--- start Supplied information ---

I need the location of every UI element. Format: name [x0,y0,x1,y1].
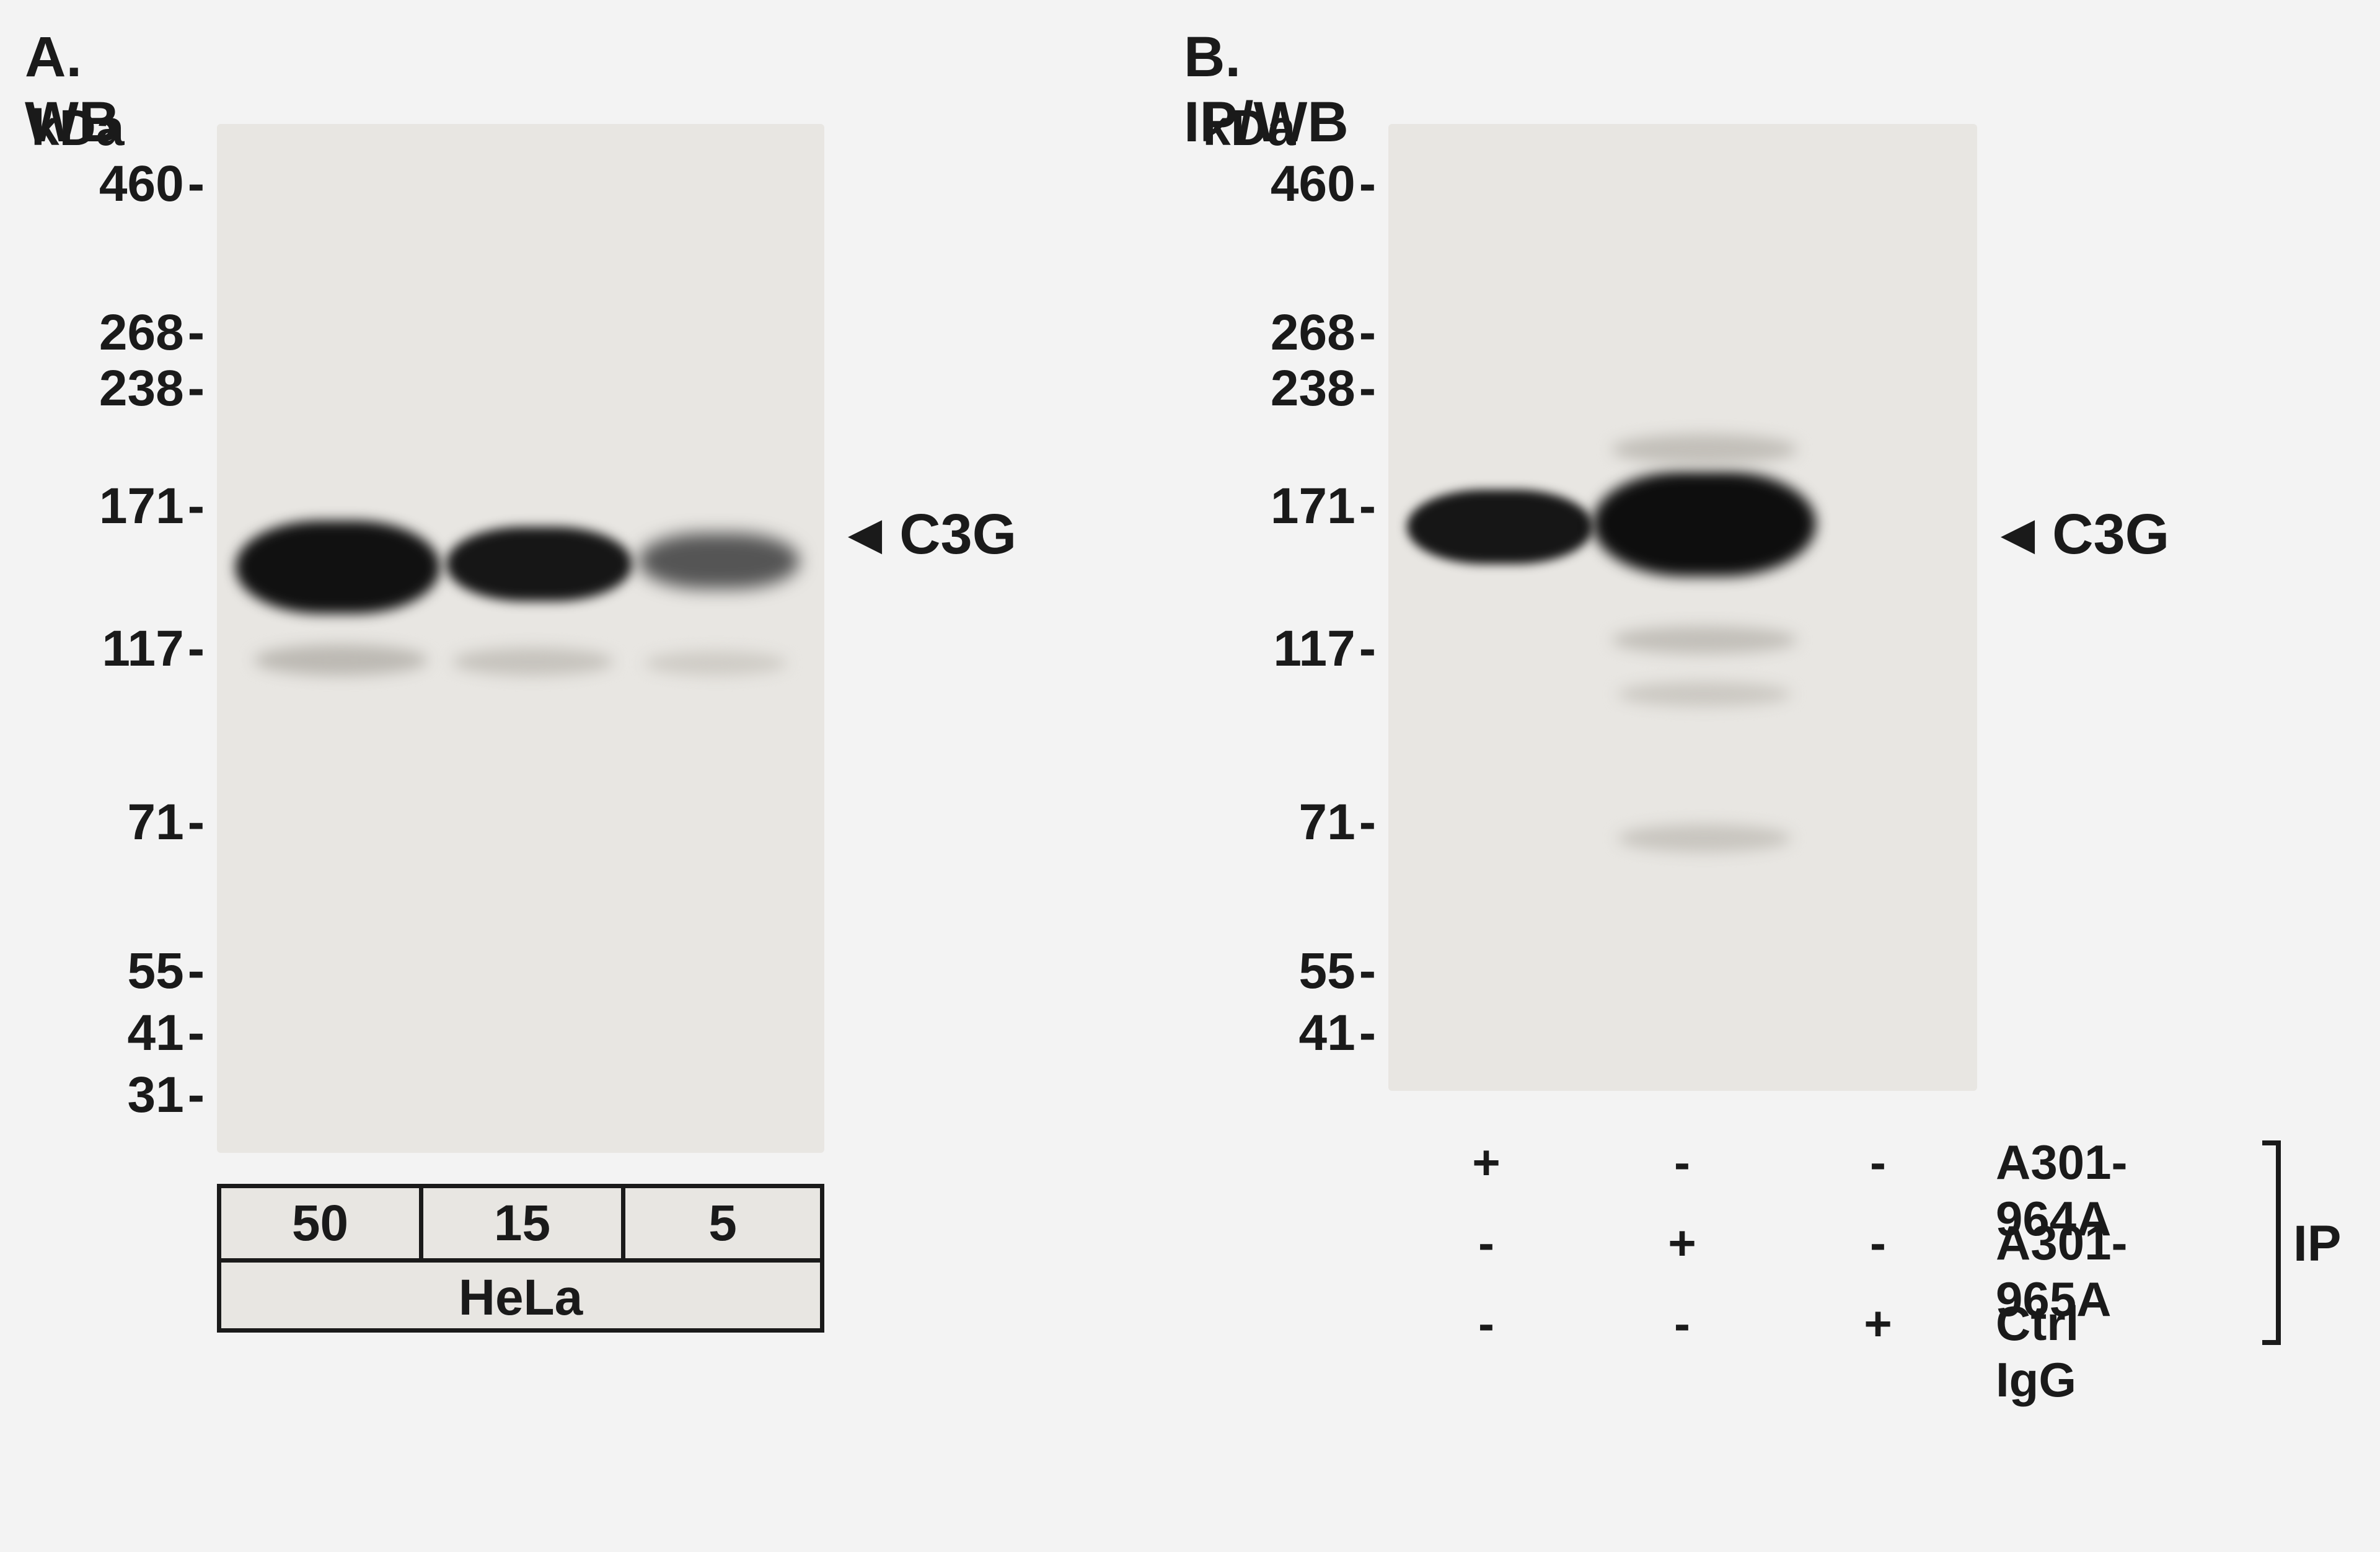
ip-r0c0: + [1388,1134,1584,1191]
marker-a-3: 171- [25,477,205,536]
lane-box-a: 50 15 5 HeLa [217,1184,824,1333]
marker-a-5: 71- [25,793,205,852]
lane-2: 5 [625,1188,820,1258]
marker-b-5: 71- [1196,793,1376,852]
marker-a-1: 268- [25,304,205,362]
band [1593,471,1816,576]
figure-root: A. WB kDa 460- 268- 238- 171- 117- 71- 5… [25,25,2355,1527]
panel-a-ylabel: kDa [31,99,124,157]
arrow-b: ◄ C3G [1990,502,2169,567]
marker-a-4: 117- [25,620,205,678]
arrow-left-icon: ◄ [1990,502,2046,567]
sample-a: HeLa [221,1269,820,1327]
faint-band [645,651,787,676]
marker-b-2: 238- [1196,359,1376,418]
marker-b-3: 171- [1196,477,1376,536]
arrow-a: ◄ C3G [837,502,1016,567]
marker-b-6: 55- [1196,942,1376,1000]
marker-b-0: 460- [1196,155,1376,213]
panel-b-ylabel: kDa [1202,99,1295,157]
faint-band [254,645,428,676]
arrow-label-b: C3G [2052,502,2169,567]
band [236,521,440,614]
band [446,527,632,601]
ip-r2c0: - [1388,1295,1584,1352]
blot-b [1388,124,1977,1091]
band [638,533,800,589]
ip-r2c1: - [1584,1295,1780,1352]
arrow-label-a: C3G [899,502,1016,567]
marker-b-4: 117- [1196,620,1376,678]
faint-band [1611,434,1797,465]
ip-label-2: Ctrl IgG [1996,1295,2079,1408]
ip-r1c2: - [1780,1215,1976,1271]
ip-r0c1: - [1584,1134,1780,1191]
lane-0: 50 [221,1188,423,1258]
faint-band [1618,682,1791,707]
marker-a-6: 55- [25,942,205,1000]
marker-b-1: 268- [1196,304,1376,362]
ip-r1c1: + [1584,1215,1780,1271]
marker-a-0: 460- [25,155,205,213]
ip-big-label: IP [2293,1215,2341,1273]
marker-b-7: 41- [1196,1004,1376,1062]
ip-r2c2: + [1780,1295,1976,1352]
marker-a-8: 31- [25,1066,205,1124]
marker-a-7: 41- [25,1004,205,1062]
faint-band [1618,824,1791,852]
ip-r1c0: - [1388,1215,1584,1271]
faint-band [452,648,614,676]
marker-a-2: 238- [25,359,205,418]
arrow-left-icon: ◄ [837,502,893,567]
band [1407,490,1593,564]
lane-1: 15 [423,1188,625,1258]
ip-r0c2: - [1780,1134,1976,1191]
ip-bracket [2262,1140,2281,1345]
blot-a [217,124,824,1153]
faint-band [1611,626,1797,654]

--- end Supplied information ---
--- start Supplied information ---

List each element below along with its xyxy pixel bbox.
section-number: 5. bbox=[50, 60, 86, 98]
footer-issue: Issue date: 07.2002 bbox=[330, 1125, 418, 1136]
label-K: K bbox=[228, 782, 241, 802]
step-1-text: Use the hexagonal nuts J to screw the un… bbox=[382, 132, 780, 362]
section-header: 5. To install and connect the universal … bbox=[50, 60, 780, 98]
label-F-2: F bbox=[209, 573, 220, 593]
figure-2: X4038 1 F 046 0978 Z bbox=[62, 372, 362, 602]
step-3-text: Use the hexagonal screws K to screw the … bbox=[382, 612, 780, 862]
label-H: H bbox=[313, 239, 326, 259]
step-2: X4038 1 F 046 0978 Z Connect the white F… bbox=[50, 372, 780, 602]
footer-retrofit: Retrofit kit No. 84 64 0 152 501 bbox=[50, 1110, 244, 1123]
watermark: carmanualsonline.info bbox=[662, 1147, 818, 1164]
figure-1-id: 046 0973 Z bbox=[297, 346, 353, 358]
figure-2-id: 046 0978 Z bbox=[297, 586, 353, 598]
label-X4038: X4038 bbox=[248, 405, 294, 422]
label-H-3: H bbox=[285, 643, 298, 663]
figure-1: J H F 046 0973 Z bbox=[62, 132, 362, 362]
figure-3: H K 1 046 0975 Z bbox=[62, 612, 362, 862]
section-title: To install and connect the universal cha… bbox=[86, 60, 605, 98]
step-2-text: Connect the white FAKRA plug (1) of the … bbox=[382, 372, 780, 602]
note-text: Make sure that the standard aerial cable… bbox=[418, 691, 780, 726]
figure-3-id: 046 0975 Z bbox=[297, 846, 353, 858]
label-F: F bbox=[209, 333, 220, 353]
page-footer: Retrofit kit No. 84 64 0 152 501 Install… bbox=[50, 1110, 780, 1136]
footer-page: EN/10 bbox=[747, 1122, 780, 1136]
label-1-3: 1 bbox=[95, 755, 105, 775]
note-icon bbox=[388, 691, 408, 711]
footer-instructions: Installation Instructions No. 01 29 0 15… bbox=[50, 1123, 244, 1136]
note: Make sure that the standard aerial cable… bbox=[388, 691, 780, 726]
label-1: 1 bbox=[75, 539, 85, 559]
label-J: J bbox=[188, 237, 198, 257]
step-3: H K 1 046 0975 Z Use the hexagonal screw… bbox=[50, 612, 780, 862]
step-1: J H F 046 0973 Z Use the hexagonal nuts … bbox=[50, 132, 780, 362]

--- end Supplied information ---
--- start Supplied information ---

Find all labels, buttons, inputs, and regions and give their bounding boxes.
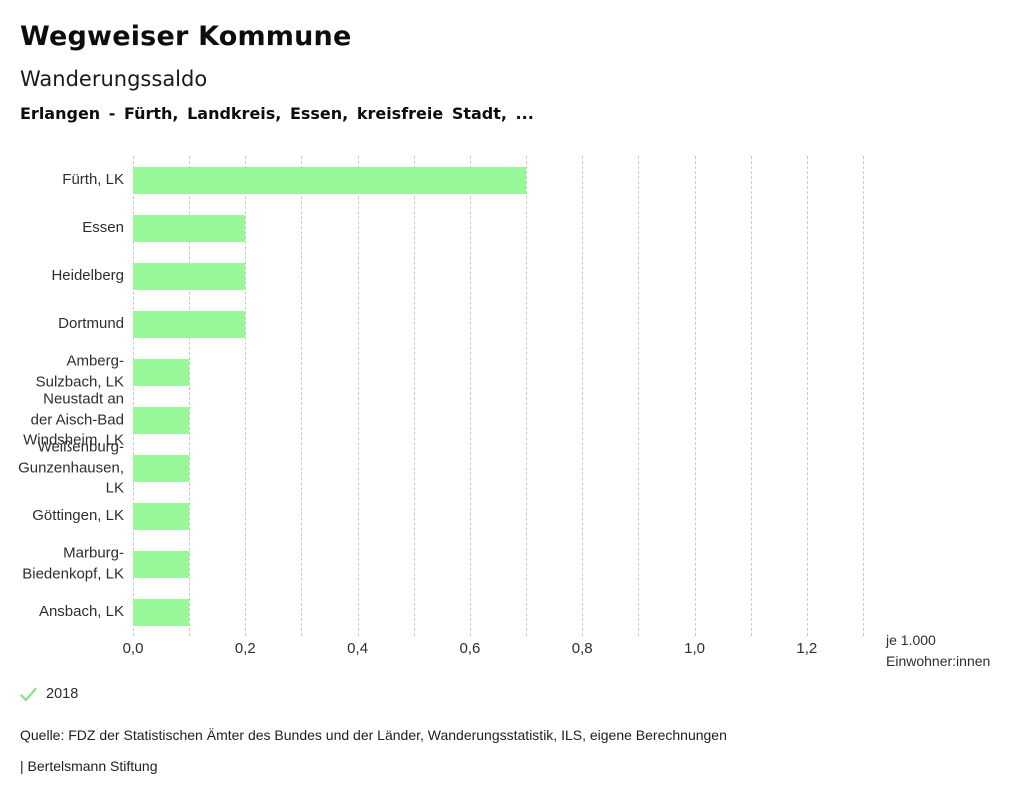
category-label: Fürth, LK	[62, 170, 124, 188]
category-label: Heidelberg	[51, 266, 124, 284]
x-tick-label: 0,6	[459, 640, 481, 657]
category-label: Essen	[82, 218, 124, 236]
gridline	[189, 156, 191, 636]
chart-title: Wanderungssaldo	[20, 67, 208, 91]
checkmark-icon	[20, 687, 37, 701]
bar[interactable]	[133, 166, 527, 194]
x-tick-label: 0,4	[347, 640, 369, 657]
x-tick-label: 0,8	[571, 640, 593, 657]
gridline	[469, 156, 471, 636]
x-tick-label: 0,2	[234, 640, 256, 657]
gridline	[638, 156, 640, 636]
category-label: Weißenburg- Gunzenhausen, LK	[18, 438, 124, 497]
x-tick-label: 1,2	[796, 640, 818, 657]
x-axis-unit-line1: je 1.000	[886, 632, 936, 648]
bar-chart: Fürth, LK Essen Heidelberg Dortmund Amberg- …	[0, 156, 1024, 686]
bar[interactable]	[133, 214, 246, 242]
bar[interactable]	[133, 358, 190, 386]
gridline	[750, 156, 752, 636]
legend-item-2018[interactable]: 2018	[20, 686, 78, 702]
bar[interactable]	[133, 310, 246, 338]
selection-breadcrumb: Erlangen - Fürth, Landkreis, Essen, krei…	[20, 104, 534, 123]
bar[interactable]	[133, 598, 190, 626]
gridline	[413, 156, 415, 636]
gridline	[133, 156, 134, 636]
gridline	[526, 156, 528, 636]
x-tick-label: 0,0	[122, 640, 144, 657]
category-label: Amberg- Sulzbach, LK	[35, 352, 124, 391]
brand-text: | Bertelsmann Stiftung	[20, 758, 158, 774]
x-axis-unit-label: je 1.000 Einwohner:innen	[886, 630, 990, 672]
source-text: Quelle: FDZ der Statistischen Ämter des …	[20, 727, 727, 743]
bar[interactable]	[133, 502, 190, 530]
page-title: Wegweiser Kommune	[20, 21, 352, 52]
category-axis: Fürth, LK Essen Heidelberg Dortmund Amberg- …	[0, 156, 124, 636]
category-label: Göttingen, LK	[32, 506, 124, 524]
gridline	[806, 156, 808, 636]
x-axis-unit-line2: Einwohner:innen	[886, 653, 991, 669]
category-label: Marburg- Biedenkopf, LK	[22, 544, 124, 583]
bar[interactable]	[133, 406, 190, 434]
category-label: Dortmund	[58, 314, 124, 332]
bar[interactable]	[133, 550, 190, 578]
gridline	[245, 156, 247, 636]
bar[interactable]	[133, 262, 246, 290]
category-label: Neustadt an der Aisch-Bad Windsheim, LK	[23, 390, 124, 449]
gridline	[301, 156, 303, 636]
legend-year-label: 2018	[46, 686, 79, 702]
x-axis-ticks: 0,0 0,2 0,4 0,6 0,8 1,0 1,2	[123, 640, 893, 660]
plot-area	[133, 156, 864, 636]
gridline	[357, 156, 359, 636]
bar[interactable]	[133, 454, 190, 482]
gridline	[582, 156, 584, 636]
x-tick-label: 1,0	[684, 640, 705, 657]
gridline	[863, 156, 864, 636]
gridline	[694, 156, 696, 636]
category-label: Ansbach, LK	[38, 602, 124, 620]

--- end Supplied information ---

__What you have to do__
Update the records from the line with "ip-r0c0: + [1388,1134,1584,1191]" up to and including the line with "marker-b-2: 238- [1196,359,1376,418]", changing "lane-box-a" to "lane-group-a" and leaving everything else as it is. Return only those lines.

__Task response__
ip-r0c0: + [1388,1134,1584,1191]
marker-a-3: 171- [25,477,205,536]
lane-group-a: 50 15 5 HeLa [217,1184,824,1333]
marker-a-5: 71- [25,793,205,852]
lane-2: 5 [625,1188,820,1258]
marker-b-5: 71- [1196,793,1376,852]
marker-a-1: 268- [25,304,205,362]
band [1593,471,1816,576]
figure-root: A. WB kDa 460- 268- 238- 171- 117- 71- 5… [25,25,2355,1527]
panel-a-ylabel: kDa [31,99,124,157]
arrow-b: ◄ C3G [1990,502,2169,567]
marker-a-4: 117- [25,620,205,678]
arrow-left-icon: ◄ [1990,502,2046,567]
sample-a: HeLa [221,1269,820,1327]
faint-band [645,651,787,676]
marker-b-2: 238- [1196,359,1376,418]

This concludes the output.